* Provided information
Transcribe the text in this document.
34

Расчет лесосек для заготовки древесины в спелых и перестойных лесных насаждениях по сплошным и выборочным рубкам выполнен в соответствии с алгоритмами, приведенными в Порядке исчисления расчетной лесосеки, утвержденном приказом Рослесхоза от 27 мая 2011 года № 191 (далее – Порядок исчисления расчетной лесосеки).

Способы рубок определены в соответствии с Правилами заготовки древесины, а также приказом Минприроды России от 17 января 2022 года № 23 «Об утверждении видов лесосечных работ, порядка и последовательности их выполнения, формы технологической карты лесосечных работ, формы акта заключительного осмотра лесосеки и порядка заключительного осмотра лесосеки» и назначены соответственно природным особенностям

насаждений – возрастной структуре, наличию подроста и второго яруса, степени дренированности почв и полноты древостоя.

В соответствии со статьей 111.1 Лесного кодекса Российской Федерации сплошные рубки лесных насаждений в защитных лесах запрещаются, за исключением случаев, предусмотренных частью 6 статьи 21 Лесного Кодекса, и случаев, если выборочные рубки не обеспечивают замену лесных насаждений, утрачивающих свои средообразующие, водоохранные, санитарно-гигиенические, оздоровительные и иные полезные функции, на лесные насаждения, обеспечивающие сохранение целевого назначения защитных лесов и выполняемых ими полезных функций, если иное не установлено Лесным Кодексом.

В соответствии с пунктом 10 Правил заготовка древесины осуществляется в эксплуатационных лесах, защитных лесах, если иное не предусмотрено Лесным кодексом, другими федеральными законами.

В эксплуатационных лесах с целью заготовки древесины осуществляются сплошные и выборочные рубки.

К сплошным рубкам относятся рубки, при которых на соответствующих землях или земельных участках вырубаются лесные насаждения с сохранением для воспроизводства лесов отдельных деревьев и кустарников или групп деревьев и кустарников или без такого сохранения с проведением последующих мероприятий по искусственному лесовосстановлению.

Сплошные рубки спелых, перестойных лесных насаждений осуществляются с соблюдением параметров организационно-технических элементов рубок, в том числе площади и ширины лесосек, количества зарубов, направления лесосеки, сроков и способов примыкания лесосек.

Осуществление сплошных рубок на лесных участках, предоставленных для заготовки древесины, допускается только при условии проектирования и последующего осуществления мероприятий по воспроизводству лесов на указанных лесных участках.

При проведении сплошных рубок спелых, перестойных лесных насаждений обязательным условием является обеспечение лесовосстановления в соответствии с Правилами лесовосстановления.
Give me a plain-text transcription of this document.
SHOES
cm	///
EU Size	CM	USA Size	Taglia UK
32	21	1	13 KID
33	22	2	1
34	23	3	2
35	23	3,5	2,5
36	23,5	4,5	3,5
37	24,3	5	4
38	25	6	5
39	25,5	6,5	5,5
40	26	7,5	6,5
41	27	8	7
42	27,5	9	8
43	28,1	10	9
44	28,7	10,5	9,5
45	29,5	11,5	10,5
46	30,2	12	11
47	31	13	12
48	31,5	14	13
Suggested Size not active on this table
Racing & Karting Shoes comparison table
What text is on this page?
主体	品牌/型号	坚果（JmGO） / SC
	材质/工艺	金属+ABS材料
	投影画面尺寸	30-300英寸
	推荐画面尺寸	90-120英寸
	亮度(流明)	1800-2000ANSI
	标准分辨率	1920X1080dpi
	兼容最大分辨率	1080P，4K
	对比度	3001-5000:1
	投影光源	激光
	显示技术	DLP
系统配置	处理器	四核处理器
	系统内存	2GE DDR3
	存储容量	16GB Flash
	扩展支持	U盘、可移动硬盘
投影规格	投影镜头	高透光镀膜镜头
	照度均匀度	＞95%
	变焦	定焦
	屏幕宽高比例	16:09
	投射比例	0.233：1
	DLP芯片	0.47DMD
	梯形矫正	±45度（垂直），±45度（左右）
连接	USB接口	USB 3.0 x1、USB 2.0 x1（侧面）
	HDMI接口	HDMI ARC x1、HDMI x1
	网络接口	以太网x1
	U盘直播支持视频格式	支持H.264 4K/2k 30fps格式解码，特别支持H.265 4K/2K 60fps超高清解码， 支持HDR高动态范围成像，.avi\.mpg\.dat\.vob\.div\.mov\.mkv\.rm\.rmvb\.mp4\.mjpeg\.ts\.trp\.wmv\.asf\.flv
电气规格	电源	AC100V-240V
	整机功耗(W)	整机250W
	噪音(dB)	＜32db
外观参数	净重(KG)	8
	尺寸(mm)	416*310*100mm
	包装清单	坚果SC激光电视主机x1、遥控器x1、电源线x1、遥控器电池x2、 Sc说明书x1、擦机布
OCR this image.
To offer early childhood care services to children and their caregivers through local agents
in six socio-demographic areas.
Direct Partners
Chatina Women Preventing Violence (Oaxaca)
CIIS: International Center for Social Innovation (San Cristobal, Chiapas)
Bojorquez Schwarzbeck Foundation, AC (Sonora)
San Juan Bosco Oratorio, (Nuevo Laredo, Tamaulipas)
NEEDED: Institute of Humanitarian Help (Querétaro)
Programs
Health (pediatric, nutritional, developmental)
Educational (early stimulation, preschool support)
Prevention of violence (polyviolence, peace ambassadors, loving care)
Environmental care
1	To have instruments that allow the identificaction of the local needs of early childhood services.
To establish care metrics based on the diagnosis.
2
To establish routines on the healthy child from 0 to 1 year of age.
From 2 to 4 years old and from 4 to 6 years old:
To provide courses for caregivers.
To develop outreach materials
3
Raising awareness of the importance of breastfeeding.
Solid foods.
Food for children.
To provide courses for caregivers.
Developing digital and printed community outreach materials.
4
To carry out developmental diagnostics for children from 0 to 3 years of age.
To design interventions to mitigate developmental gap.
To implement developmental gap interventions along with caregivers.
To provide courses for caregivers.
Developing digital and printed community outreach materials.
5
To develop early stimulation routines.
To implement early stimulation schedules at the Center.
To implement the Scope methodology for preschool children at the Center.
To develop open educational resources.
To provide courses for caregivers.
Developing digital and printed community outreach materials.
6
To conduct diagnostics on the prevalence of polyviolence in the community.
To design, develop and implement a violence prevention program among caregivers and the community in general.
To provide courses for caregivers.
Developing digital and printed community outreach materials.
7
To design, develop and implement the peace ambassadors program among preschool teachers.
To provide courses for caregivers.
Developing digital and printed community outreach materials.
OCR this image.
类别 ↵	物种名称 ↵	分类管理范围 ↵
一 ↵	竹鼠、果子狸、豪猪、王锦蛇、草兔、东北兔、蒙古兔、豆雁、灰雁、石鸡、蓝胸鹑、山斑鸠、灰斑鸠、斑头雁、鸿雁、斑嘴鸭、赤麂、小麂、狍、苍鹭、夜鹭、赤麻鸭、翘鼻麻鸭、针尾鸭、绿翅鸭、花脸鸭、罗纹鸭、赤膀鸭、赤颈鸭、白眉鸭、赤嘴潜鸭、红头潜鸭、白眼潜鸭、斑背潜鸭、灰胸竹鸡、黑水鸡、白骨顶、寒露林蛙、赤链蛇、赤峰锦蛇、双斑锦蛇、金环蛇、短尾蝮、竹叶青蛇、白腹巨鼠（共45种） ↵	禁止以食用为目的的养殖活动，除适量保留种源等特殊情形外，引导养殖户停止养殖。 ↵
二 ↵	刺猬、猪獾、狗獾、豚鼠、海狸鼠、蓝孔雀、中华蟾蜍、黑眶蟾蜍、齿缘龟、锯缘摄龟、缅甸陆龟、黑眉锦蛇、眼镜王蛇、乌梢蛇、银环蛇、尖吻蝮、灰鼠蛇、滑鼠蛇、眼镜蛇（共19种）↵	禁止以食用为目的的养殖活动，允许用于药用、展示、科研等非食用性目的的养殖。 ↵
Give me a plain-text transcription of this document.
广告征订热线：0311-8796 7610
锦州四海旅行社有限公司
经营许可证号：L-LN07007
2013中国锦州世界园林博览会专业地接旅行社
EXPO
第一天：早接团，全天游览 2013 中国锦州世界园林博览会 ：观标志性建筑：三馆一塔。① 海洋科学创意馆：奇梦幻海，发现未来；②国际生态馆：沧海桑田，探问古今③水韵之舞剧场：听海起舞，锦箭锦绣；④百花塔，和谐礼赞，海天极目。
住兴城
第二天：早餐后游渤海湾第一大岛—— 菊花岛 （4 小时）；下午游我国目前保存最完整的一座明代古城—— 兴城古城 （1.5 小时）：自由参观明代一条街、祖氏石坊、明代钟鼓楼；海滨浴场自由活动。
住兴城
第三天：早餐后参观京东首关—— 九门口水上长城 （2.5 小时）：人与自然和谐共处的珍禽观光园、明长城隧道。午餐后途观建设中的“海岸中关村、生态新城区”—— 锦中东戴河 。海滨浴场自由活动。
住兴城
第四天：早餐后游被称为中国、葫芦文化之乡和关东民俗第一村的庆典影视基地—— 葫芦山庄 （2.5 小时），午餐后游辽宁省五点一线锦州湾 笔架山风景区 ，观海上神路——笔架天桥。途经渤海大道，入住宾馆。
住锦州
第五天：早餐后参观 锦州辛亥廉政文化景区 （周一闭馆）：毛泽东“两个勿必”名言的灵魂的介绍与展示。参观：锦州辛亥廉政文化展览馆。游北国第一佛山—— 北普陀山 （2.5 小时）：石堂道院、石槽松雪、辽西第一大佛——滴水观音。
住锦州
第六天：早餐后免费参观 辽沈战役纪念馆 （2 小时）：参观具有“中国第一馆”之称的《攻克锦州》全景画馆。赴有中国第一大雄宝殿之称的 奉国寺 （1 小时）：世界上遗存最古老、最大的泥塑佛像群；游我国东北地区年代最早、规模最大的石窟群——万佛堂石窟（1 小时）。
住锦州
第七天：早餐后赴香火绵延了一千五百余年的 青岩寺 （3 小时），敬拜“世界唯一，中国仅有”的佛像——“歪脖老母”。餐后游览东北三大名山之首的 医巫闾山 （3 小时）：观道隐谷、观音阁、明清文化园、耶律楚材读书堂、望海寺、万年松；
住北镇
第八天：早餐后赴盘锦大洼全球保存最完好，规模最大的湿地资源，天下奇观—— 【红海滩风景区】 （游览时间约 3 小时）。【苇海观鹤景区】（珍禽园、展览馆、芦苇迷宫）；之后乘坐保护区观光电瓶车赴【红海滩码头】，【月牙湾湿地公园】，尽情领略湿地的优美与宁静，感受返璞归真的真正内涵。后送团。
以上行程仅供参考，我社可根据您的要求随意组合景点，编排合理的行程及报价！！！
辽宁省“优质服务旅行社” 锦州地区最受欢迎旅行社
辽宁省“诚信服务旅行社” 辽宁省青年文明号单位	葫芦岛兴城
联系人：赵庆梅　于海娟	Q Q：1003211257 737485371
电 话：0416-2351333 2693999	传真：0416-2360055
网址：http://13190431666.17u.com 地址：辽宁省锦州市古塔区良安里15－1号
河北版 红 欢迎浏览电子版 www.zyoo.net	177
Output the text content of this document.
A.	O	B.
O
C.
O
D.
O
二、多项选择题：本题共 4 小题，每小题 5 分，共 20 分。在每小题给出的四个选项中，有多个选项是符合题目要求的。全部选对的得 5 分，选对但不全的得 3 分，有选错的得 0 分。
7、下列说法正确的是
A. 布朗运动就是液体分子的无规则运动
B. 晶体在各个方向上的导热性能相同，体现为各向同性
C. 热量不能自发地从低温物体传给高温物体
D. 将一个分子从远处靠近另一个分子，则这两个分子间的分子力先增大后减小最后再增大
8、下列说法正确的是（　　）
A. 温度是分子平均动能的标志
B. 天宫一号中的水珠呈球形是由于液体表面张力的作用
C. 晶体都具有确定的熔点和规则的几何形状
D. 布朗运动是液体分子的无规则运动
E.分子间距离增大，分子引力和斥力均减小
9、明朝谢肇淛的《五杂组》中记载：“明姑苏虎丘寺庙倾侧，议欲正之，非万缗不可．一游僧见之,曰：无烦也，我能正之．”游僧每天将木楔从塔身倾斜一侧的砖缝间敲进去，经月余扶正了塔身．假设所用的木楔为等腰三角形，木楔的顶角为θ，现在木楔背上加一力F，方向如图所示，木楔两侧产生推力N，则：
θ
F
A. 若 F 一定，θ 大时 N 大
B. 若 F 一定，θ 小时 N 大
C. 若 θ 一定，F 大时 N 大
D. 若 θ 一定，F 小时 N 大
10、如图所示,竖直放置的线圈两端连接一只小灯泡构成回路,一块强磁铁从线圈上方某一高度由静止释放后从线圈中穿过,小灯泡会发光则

* Written exercise
Within the entries above, report how many lines include "design", and keep the answer to the number.

* Solution to this task
3